***** SOURCE MATERIAL *****
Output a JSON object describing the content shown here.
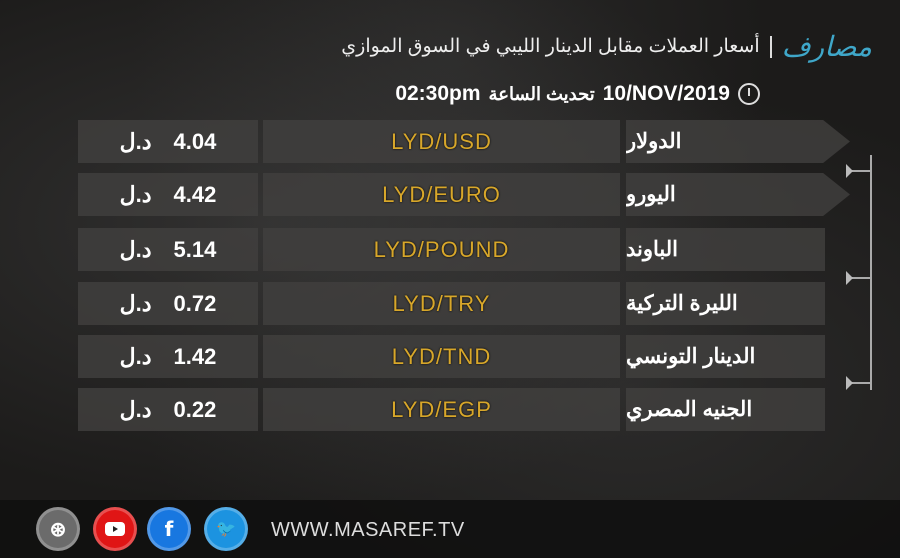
{
  "header": {
    "logo": "مصارف",
    "title": "أسعار العملات مقابل الدينار الليبي في السوق الموازي",
    "date": "10/NOV/2019",
    "update_label": "تحديث الساعة",
    "time": "02:30pm"
  },
  "rates": [
    {
      "name": "الدولار",
      "pair": "LYD/USD",
      "value": "4.04",
      "unit": "د.ل"
    },
    {
      "name": "اليورو",
      "pair": "LYD/EURO",
      "value": "4.42",
      "unit": "د.ل"
    },
    {
      "name": "الباوند",
      "pair": "LYD/POUND",
      "value": "5.14",
      "unit": "د.ل"
    },
    {
      "name": "الليرة التركية",
      "pair": "LYD/TRY",
      "value": "0.72",
      "unit": "د.ل"
    },
    {
      "name": "الدينار التونسي",
      "pair": "LYD/TND",
      "value": "1.42",
      "unit": "د.ل"
    },
    {
      "name": "الجنيه المصري",
      "pair": "LYD/EGP",
      "value": "0.22",
      "unit": "د.ل"
    }
  ],
  "footer": {
    "url": "WWW.MASAREF.TV",
    "facebook_glyph": "f",
    "twitter_glyph": "🐦",
    "dribbble_glyph": "⊛",
    "colors": {
      "dribbble": "#6b6b6b",
      "youtube": "#e01515",
      "facebook": "#1877e0",
      "twitter": "#1c93e0"
    }
  },
  "colors": {
    "pair_text": "#d8a72a",
    "logo": "#3fa7c9"
  }
}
*****
- PROBLEM STATEMENT:
Each line in the records above should be reproduced exactly; images are not copied.

- SOLUTION FOR THIS TASK:
Output a JSON object describing the content shown here.
{
  "header": {
    "logo": "مصارف",
    "title": "أسعار العملات مقابل الدينار الليبي في السوق الموازي",
    "date": "10/NOV/2019",
    "update_label": "تحديث الساعة",
    "time": "02:30pm"
  },
  "rates": [
    {
      "name": "الدولار",
      "pair": "LYD/USD",
      "value": "4.04",
      "unit": "د.ل"
    },
    {
      "name": "اليورو",
      "pair": "LYD/EURO",
      "value": "4.42",
      "unit": "د.ل"
    },
    {
      "name": "الباوند",
      "pair": "LYD/POUND",
      "value": "5.14",
      "unit": "د.ل"
    },
    {
      "name": "الليرة التركية",
      "pair": "LYD/TRY",
      "value": "0.72",
      "unit": "د.ل"
    },
    {
      "name": "الدينار التونسي",
      "pair": "LYD/TND",
      "value": "1.42",
      "unit": "د.ل"
    },
    {
      "name": "الجنيه المصري",
      "pair": "LYD/EGP",
      "value": "0.22",
      "unit": "د.ل"
    }
  ],
  "footer": {
    "url": "WWW.MASAREF.TV",
    "facebook_glyph": "f",
    "twitter_glyph": "🐦",
    "dribbble_glyph": "⊛",
    "colors": {
      "dribbble": "#6b6b6b",
      "youtube": "#e01515",
      "facebook": "#1877e0",
      "twitter": "#1c93e0"
    }
  },
  "colors": {
    "pair_text": "#d8a72a",
    "logo": "#3fa7c9"
  }
}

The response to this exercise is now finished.